## [Directions]
Return the lines where the word "title" occurs.

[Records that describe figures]

▶

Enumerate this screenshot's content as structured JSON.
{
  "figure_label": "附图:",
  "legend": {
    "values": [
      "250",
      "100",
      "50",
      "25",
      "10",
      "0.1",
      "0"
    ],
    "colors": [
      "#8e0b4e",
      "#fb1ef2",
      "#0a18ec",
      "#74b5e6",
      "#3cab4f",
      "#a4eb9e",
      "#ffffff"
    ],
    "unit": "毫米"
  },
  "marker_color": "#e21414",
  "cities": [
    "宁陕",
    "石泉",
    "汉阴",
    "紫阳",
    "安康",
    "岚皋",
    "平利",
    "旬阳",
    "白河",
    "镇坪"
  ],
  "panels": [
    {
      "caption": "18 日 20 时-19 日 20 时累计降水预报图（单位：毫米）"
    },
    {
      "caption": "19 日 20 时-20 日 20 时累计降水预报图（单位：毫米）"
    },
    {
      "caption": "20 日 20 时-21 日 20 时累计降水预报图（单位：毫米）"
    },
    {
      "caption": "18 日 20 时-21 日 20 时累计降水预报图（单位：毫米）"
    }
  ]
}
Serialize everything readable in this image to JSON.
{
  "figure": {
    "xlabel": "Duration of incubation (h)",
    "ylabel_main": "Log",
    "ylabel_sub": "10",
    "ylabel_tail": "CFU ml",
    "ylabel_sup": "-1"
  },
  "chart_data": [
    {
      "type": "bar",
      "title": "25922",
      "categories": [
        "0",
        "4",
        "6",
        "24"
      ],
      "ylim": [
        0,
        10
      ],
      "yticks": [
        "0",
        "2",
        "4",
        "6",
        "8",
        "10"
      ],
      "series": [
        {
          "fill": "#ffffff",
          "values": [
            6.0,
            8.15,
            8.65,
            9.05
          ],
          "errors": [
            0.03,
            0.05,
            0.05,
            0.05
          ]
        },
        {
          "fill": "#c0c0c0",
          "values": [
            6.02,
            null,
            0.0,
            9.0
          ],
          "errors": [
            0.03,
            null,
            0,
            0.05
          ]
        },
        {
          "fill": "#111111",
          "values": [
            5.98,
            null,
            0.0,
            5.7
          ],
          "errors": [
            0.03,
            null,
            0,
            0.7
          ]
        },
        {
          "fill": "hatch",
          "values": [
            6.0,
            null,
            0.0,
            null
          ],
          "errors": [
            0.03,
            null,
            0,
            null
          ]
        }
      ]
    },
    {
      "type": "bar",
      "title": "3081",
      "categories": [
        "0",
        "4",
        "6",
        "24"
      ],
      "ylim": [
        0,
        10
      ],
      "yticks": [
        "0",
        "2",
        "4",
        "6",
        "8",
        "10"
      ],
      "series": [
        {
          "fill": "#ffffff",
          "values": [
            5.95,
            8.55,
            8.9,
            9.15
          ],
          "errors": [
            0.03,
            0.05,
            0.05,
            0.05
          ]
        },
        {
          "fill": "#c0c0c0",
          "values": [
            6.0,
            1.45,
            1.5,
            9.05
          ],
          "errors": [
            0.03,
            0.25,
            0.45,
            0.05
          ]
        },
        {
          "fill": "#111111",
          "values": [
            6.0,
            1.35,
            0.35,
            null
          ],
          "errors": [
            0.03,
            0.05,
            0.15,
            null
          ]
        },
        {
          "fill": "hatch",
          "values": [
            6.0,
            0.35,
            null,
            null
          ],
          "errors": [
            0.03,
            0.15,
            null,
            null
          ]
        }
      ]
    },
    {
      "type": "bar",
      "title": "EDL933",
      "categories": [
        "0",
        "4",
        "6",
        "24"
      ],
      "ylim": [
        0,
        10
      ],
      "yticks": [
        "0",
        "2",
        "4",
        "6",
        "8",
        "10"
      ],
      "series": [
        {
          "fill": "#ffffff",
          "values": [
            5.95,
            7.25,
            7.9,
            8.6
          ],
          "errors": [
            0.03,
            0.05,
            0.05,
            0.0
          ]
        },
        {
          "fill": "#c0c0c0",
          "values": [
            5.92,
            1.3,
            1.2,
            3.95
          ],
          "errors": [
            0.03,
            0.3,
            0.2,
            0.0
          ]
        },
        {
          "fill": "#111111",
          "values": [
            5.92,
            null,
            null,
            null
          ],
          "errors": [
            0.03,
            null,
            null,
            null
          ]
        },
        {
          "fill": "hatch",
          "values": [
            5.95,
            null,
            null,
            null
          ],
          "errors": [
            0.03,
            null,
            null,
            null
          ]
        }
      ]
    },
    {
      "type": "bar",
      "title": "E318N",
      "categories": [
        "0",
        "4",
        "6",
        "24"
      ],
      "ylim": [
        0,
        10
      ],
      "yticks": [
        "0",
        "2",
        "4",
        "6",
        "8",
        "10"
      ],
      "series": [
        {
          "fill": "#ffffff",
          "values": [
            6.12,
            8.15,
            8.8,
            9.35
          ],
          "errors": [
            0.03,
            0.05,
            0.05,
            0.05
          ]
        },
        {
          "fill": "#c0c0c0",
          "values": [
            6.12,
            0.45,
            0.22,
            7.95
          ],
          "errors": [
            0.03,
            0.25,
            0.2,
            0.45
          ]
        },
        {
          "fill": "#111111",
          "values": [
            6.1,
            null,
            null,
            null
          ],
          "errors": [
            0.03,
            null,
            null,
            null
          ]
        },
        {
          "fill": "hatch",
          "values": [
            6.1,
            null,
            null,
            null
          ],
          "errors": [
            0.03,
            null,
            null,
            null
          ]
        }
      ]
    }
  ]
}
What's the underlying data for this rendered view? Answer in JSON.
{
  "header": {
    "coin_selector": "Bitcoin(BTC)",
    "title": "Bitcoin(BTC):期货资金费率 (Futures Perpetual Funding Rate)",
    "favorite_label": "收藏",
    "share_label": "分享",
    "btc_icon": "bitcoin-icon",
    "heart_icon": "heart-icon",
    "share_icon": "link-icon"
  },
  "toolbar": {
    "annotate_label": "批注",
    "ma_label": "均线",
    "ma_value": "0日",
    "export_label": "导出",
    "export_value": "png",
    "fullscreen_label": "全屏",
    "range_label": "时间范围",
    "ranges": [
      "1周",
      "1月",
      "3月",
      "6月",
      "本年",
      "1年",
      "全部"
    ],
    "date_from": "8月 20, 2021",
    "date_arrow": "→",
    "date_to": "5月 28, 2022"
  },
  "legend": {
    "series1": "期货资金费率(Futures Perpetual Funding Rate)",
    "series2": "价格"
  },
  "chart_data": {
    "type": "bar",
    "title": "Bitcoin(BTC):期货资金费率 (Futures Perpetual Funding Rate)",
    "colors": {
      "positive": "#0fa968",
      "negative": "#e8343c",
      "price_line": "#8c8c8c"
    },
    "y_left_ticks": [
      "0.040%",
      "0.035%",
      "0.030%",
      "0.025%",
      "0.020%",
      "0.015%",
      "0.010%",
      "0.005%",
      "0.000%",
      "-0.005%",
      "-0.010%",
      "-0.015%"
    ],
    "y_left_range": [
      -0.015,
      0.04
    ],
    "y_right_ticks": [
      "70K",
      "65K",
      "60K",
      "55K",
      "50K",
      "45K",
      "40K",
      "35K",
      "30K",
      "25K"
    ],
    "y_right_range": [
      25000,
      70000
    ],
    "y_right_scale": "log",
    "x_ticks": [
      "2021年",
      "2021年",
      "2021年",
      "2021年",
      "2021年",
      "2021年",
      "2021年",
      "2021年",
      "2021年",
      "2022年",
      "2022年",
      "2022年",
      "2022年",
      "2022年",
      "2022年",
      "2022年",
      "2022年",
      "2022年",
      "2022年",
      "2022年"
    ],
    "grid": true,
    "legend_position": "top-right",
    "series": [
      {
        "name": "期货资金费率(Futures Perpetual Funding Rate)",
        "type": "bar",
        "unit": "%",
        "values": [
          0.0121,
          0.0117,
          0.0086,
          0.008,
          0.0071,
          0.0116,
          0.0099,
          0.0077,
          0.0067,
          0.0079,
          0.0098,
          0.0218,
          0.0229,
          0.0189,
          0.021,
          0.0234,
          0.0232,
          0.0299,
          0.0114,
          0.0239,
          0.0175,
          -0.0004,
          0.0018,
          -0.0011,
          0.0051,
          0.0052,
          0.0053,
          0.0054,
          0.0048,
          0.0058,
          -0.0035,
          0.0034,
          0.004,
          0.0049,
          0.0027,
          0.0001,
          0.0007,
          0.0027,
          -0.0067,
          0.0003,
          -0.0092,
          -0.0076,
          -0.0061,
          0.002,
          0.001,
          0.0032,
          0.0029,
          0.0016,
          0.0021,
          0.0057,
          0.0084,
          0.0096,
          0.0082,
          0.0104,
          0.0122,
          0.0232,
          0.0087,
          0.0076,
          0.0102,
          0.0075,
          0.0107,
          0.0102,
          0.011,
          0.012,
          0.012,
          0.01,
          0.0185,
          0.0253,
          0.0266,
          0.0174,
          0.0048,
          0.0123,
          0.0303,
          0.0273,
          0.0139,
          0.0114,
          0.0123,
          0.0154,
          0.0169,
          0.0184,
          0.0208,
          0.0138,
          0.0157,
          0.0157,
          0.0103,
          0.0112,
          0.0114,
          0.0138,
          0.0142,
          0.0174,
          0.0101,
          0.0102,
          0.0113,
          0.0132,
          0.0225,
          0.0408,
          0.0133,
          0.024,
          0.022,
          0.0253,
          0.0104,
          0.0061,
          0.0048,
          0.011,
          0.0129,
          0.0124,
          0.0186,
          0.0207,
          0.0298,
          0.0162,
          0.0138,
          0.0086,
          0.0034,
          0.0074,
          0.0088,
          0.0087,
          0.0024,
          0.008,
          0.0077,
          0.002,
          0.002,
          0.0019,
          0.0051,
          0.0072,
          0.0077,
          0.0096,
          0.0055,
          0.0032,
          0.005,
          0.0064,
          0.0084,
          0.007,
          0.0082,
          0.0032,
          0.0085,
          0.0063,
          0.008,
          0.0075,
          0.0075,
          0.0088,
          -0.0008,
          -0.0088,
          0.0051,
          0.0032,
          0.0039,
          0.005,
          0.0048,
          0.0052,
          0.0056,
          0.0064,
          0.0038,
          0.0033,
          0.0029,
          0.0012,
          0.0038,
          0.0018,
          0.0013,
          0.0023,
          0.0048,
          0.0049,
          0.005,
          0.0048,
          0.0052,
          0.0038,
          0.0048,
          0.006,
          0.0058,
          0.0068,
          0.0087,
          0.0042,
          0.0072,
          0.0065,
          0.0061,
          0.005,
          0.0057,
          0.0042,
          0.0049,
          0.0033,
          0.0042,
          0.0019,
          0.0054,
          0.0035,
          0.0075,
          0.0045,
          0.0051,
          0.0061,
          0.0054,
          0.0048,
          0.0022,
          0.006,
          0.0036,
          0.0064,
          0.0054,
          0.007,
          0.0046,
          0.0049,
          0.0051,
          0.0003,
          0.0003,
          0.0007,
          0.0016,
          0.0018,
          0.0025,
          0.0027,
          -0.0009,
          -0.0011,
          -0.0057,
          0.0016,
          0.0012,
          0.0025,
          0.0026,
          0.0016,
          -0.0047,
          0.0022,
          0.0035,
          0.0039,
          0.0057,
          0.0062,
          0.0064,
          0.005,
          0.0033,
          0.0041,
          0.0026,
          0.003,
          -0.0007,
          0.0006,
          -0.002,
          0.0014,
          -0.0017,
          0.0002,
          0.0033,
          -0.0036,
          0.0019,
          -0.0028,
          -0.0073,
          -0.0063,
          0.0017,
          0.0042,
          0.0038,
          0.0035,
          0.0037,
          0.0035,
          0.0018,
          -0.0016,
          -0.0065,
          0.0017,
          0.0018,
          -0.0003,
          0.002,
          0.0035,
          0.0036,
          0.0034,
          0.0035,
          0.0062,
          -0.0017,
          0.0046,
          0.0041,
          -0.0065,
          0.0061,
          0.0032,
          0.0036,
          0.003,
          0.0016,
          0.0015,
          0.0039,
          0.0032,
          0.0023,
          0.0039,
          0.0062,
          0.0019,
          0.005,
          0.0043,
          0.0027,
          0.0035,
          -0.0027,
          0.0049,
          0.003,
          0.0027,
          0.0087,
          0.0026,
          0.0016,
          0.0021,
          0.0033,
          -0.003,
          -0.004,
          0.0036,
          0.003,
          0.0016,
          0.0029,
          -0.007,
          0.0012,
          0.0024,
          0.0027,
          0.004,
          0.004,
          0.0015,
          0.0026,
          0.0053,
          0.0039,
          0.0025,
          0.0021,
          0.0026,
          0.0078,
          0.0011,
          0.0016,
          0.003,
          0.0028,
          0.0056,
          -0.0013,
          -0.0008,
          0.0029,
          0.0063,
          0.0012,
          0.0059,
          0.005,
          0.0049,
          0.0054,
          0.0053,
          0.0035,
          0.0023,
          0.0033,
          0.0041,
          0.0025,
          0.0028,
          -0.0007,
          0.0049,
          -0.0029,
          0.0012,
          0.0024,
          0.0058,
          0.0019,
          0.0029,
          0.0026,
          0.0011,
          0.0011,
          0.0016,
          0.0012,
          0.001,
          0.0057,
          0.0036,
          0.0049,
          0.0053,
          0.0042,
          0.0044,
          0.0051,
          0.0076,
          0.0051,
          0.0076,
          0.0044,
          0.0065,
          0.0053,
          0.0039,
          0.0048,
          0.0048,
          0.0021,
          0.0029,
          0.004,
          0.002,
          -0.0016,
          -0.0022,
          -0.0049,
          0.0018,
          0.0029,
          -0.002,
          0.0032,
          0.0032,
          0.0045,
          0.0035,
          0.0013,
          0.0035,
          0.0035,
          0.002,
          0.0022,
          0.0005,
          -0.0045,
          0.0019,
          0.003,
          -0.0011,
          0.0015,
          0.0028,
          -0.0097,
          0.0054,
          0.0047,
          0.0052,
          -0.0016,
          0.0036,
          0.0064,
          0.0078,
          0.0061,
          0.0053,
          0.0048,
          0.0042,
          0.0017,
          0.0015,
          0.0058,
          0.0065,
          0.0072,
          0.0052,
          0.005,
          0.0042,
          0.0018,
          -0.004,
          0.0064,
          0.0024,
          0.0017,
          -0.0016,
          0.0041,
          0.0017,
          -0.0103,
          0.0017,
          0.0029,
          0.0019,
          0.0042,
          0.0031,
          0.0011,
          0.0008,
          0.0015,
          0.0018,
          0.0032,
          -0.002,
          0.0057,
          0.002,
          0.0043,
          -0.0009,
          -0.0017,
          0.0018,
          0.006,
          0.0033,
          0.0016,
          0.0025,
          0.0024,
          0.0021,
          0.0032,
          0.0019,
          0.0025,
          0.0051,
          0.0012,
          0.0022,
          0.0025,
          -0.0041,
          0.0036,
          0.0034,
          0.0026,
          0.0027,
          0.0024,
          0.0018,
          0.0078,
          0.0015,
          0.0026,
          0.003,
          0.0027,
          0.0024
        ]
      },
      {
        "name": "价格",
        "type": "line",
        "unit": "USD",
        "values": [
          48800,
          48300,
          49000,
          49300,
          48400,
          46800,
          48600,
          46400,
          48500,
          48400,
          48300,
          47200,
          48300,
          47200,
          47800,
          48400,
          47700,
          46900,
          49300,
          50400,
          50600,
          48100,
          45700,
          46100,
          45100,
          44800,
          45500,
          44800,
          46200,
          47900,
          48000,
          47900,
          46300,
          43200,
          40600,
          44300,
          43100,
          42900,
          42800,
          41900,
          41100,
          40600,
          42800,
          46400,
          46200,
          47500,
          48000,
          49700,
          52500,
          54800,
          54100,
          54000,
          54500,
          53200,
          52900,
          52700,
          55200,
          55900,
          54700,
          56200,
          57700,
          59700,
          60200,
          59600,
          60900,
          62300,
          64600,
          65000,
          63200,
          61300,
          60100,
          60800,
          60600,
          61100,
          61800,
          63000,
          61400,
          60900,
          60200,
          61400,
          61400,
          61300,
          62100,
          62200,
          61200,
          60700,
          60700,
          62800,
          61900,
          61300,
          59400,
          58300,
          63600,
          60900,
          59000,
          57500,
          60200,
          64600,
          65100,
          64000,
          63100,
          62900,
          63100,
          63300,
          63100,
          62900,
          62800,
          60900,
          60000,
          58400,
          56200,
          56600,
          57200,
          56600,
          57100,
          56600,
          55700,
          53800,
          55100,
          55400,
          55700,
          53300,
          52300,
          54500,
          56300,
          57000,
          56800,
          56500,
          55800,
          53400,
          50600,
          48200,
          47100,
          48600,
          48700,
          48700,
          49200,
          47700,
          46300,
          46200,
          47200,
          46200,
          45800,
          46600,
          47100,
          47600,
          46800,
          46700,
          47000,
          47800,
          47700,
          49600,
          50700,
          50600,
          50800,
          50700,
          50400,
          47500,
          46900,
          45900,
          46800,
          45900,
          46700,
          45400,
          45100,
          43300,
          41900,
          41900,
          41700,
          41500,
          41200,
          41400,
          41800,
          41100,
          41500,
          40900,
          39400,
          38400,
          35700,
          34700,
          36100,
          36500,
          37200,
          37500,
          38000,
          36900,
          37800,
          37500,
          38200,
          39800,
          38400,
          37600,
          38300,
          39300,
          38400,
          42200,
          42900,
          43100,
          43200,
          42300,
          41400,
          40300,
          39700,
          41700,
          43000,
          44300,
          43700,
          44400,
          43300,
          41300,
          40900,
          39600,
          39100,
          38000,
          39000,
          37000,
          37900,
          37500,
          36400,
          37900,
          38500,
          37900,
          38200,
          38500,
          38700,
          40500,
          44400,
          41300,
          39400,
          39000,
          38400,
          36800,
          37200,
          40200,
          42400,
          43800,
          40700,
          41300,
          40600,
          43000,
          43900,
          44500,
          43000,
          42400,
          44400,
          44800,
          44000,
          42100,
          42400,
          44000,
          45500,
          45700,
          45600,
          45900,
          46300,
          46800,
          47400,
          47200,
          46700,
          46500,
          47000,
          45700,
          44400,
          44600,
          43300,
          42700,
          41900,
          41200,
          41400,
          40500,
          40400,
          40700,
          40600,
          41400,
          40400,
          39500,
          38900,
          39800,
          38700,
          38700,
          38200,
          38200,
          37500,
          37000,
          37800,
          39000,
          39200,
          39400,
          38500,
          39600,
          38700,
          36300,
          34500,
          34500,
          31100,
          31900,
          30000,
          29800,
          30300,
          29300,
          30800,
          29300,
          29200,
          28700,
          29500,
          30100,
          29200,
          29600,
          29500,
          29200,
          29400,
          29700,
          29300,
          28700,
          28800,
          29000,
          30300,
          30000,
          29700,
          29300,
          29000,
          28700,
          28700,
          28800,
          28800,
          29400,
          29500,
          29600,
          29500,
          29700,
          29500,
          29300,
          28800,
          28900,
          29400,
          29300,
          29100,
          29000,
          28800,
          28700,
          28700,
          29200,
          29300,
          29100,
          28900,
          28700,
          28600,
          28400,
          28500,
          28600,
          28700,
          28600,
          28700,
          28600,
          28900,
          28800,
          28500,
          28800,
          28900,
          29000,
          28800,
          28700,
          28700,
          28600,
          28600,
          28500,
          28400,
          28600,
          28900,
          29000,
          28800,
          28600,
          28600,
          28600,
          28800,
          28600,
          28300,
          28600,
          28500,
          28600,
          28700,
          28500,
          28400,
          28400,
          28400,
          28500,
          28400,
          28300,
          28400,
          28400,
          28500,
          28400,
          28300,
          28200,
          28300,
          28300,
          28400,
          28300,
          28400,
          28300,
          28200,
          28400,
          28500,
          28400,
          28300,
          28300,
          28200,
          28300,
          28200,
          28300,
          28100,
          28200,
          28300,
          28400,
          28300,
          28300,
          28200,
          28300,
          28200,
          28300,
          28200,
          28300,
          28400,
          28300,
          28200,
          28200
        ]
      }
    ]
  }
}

◀

## [Complete response]
      "title": "25922",
      "title": "3081",
      "title": "EDL933",
      "title": "E318N",
    "title": "Bitcoin(BTC):期货资金费率 (Futures Perpetual Funding Rate)",
    "title": "Bitcoin(BTC):期货资金费率 (Futures Perpetual Funding Rate)",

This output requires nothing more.